▶ GIVEN TASK: Each line of the material below that holds the word "segment" needs to be copied.

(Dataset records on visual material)
>> Begin

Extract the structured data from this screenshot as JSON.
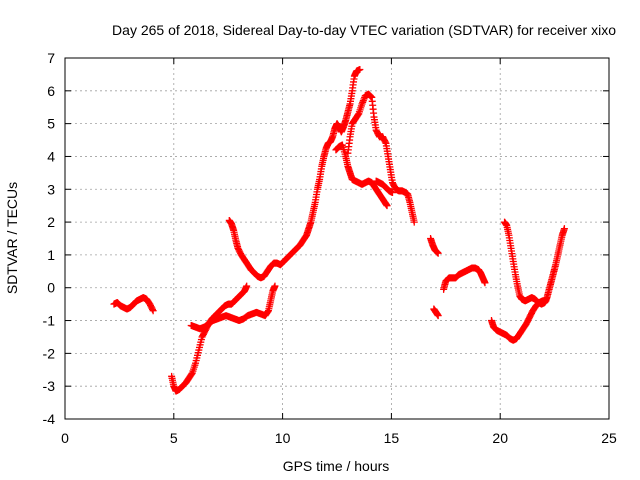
{
  "chart_data": {
    "type": "scatter",
    "title": "Day 265 of 2018, Sidereal Day-to-day VTEC variation (SDTVAR) for receiver xixo",
    "xlabel": "GPS time / hours",
    "ylabel": "SDTVAR / TECUs",
    "xlim": [
      0,
      25
    ],
    "ylim": [
      -4,
      7
    ],
    "xticks": [
      0,
      5,
      10,
      15,
      20,
      25
    ],
    "yticks": [
      -4,
      -3,
      -2,
      -1,
      0,
      1,
      2,
      3,
      4,
      5,
      6,
      7
    ],
    "xtick_labels": [
      "0",
      "5",
      "10",
      "15",
      "20",
      "25"
    ],
    "ytick_labels": [
      "-4",
      "-3",
      "-2",
      "-1",
      "0",
      "1",
      "2",
      "3",
      "4",
      "5",
      "6",
      "7"
    ],
    "grid": true,
    "marker": "+",
    "colors": {
      "series": "#ff0000",
      "grid": "#a0a0a0",
      "frame": "#000000",
      "background": "#ffffff"
    },
    "series": [
      {
        "name": "segment-1",
        "points": [
          [
            2.25,
            -0.5
          ],
          [
            2.4,
            -0.45
          ],
          [
            2.55,
            -0.55
          ],
          [
            2.7,
            -0.6
          ],
          [
            2.85,
            -0.65
          ],
          [
            3.0,
            -0.6
          ],
          [
            3.15,
            -0.5
          ],
          [
            3.3,
            -0.4
          ],
          [
            3.45,
            -0.35
          ],
          [
            3.6,
            -0.3
          ],
          [
            3.75,
            -0.35
          ],
          [
            3.9,
            -0.5
          ],
          [
            4.05,
            -0.7
          ]
        ]
      },
      {
        "name": "segment-2",
        "points": [
          [
            4.9,
            -2.7
          ],
          [
            5.0,
            -3.0
          ],
          [
            5.1,
            -3.15
          ],
          [
            5.25,
            -3.1
          ],
          [
            5.4,
            -3.0
          ],
          [
            5.55,
            -2.9
          ],
          [
            5.7,
            -2.75
          ],
          [
            5.85,
            -2.6
          ],
          [
            6.0,
            -2.3
          ],
          [
            6.15,
            -1.9
          ],
          [
            6.3,
            -1.5
          ],
          [
            6.45,
            -1.3
          ],
          [
            6.6,
            -1.1
          ],
          [
            6.75,
            -0.95
          ],
          [
            6.9,
            -0.85
          ],
          [
            7.05,
            -0.75
          ],
          [
            7.2,
            -0.65
          ],
          [
            7.35,
            -0.55
          ],
          [
            7.5,
            -0.5
          ],
          [
            7.65,
            -0.5
          ],
          [
            7.8,
            -0.4
          ],
          [
            7.95,
            -0.3
          ],
          [
            8.1,
            -0.2
          ],
          [
            8.25,
            -0.1
          ],
          [
            8.35,
            0.05
          ]
        ]
      },
      {
        "name": "segment-3",
        "points": [
          [
            5.8,
            -1.15
          ],
          [
            6.0,
            -1.2
          ],
          [
            6.2,
            -1.25
          ],
          [
            6.4,
            -1.2
          ],
          [
            6.6,
            -1.1
          ],
          [
            6.8,
            -1.0
          ],
          [
            7.0,
            -0.95
          ],
          [
            7.2,
            -0.9
          ],
          [
            7.4,
            -0.85
          ],
          [
            7.6,
            -0.9
          ],
          [
            7.8,
            -0.95
          ],
          [
            8.0,
            -1.0
          ],
          [
            8.2,
            -0.95
          ],
          [
            8.4,
            -0.85
          ],
          [
            8.6,
            -0.8
          ],
          [
            8.8,
            -0.75
          ],
          [
            9.0,
            -0.8
          ],
          [
            9.2,
            -0.85
          ],
          [
            9.35,
            -0.7
          ],
          [
            9.45,
            -0.4
          ],
          [
            9.55,
            -0.1
          ],
          [
            9.65,
            0.05
          ]
        ]
      },
      {
        "name": "segment-4",
        "points": [
          [
            7.55,
            2.05
          ],
          [
            7.65,
            1.95
          ],
          [
            7.75,
            1.75
          ],
          [
            7.85,
            1.45
          ],
          [
            7.95,
            1.2
          ],
          [
            8.1,
            1.0
          ],
          [
            8.25,
            0.85
          ],
          [
            8.4,
            0.7
          ],
          [
            8.55,
            0.55
          ],
          [
            8.7,
            0.45
          ],
          [
            8.85,
            0.35
          ],
          [
            9.0,
            0.3
          ],
          [
            9.15,
            0.35
          ],
          [
            9.3,
            0.5
          ],
          [
            9.45,
            0.65
          ],
          [
            9.6,
            0.75
          ],
          [
            9.75,
            0.75
          ],
          [
            9.9,
            0.7
          ],
          [
            10.05,
            0.8
          ],
          [
            10.2,
            0.9
          ],
          [
            10.35,
            1.0
          ],
          [
            10.5,
            1.1
          ],
          [
            10.65,
            1.2
          ],
          [
            10.8,
            1.3
          ],
          [
            10.95,
            1.45
          ],
          [
            11.1,
            1.6
          ],
          [
            11.2,
            1.8
          ],
          [
            11.3,
            2.0
          ],
          [
            11.4,
            2.3
          ],
          [
            11.5,
            2.6
          ],
          [
            11.6,
            3.0
          ],
          [
            11.7,
            3.3
          ],
          [
            11.8,
            3.7
          ],
          [
            11.9,
            4.0
          ],
          [
            12.0,
            4.25
          ],
          [
            12.1,
            4.4
          ],
          [
            12.2,
            4.45
          ],
          [
            12.3,
            4.6
          ],
          [
            12.4,
            4.85
          ],
          [
            12.5,
            5.0
          ],
          [
            12.6,
            4.9
          ],
          [
            12.7,
            4.75
          ],
          [
            12.8,
            4.9
          ],
          [
            12.9,
            5.1
          ],
          [
            13.0,
            5.35
          ],
          [
            13.1,
            5.6
          ],
          [
            13.2,
            6.0
          ],
          [
            13.3,
            6.45
          ],
          [
            13.4,
            6.6
          ],
          [
            13.55,
            6.65
          ]
        ]
      },
      {
        "name": "segment-5",
        "points": [
          [
            12.45,
            4.2
          ],
          [
            12.6,
            4.3
          ],
          [
            12.75,
            4.35
          ],
          [
            12.9,
            4.0
          ],
          [
            13.0,
            3.7
          ],
          [
            13.1,
            3.5
          ],
          [
            13.2,
            3.3
          ],
          [
            13.35,
            3.25
          ],
          [
            13.5,
            3.2
          ],
          [
            13.65,
            3.15
          ],
          [
            13.8,
            3.2
          ],
          [
            13.95,
            3.25
          ],
          [
            14.1,
            3.2
          ],
          [
            14.25,
            3.05
          ],
          [
            14.4,
            2.9
          ],
          [
            14.55,
            2.75
          ],
          [
            14.7,
            2.6
          ],
          [
            14.8,
            2.5
          ]
        ]
      },
      {
        "name": "segment-6",
        "points": [
          [
            13.0,
            4.1
          ],
          [
            13.1,
            4.6
          ],
          [
            13.2,
            5.0
          ],
          [
            13.35,
            5.15
          ],
          [
            13.5,
            5.3
          ],
          [
            13.65,
            5.6
          ],
          [
            13.8,
            5.85
          ],
          [
            13.95,
            5.9
          ],
          [
            14.1,
            5.8
          ],
          [
            14.2,
            5.2
          ],
          [
            14.3,
            4.8
          ],
          [
            14.45,
            4.6
          ],
          [
            14.6,
            4.6
          ],
          [
            14.75,
            4.4
          ],
          [
            14.85,
            4.0
          ],
          [
            14.95,
            3.6
          ],
          [
            15.05,
            3.2
          ],
          [
            15.2,
            3.0
          ],
          [
            15.35,
            2.95
          ],
          [
            15.5,
            2.95
          ],
          [
            15.65,
            2.9
          ],
          [
            15.75,
            2.85
          ],
          [
            15.85,
            2.6
          ],
          [
            15.95,
            2.3
          ],
          [
            16.05,
            2.0
          ]
        ]
      },
      {
        "name": "segment-7",
        "points": [
          [
            14.3,
            3.25
          ],
          [
            14.45,
            3.2
          ],
          [
            14.6,
            3.15
          ],
          [
            14.75,
            3.05
          ],
          [
            14.9,
            2.95
          ],
          [
            15.05,
            2.9
          ]
        ]
      },
      {
        "name": "segment-8",
        "points": [
          [
            16.8,
            1.5
          ],
          [
            16.9,
            1.3
          ],
          [
            17.0,
            1.15
          ],
          [
            17.15,
            1.05
          ]
        ]
      },
      {
        "name": "segment-9",
        "points": [
          [
            16.95,
            -0.65
          ],
          [
            17.05,
            -0.75
          ],
          [
            17.15,
            -0.85
          ]
        ]
      },
      {
        "name": "segment-10",
        "points": [
          [
            17.4,
            -0.05
          ],
          [
            17.5,
            0.2
          ],
          [
            17.65,
            0.3
          ],
          [
            17.8,
            0.3
          ],
          [
            17.95,
            0.3
          ],
          [
            18.1,
            0.4
          ],
          [
            18.25,
            0.45
          ],
          [
            18.4,
            0.5
          ],
          [
            18.55,
            0.55
          ],
          [
            18.7,
            0.6
          ],
          [
            18.85,
            0.6
          ],
          [
            19.0,
            0.55
          ],
          [
            19.1,
            0.45
          ],
          [
            19.2,
            0.3
          ],
          [
            19.3,
            0.15
          ]
        ]
      },
      {
        "name": "segment-11",
        "points": [
          [
            19.6,
            -1.0
          ],
          [
            19.7,
            -1.2
          ],
          [
            19.85,
            -1.3
          ],
          [
            20.0,
            -1.35
          ],
          [
            20.15,
            -1.4
          ],
          [
            20.3,
            -1.45
          ],
          [
            20.45,
            -1.55
          ],
          [
            20.6,
            -1.6
          ],
          [
            20.75,
            -1.55
          ],
          [
            20.9,
            -1.4
          ],
          [
            21.05,
            -1.25
          ],
          [
            21.2,
            -1.1
          ],
          [
            21.35,
            -0.9
          ],
          [
            21.5,
            -0.7
          ],
          [
            21.65,
            -0.55
          ],
          [
            21.8,
            -0.45
          ],
          [
            21.95,
            -0.4
          ],
          [
            22.1,
            -0.4
          ]
        ]
      },
      {
        "name": "segment-12",
        "points": [
          [
            20.2,
            2.0
          ],
          [
            20.3,
            1.9
          ],
          [
            20.4,
            1.6
          ],
          [
            20.5,
            1.2
          ],
          [
            20.6,
            0.8
          ],
          [
            20.7,
            0.4
          ],
          [
            20.8,
            0.05
          ],
          [
            20.9,
            -0.25
          ],
          [
            21.0,
            -0.35
          ],
          [
            21.15,
            -0.4
          ],
          [
            21.3,
            -0.35
          ],
          [
            21.45,
            -0.3
          ],
          [
            21.6,
            -0.35
          ],
          [
            21.75,
            -0.45
          ],
          [
            21.9,
            -0.5
          ],
          [
            22.05,
            -0.45
          ],
          [
            22.15,
            -0.3
          ],
          [
            22.25,
            -0.05
          ],
          [
            22.35,
            0.2
          ],
          [
            22.45,
            0.45
          ],
          [
            22.55,
            0.7
          ],
          [
            22.65,
            1.0
          ],
          [
            22.75,
            1.3
          ],
          [
            22.85,
            1.6
          ],
          [
            22.95,
            1.8
          ]
        ]
      }
    ]
  }
}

>> End

▶ REPLY:
        "name": "segment-1",
        "name": "segment-2",
        "name": "segment-3",
        "name": "segment-4",
        "name": "segment-5",
        "name": "segment-6",
        "name": "segment-7",
        "name": "segment-8",
        "name": "segment-9",
        "name": "segment-10",
        "name": "segment-11",
        "name": "segment-12",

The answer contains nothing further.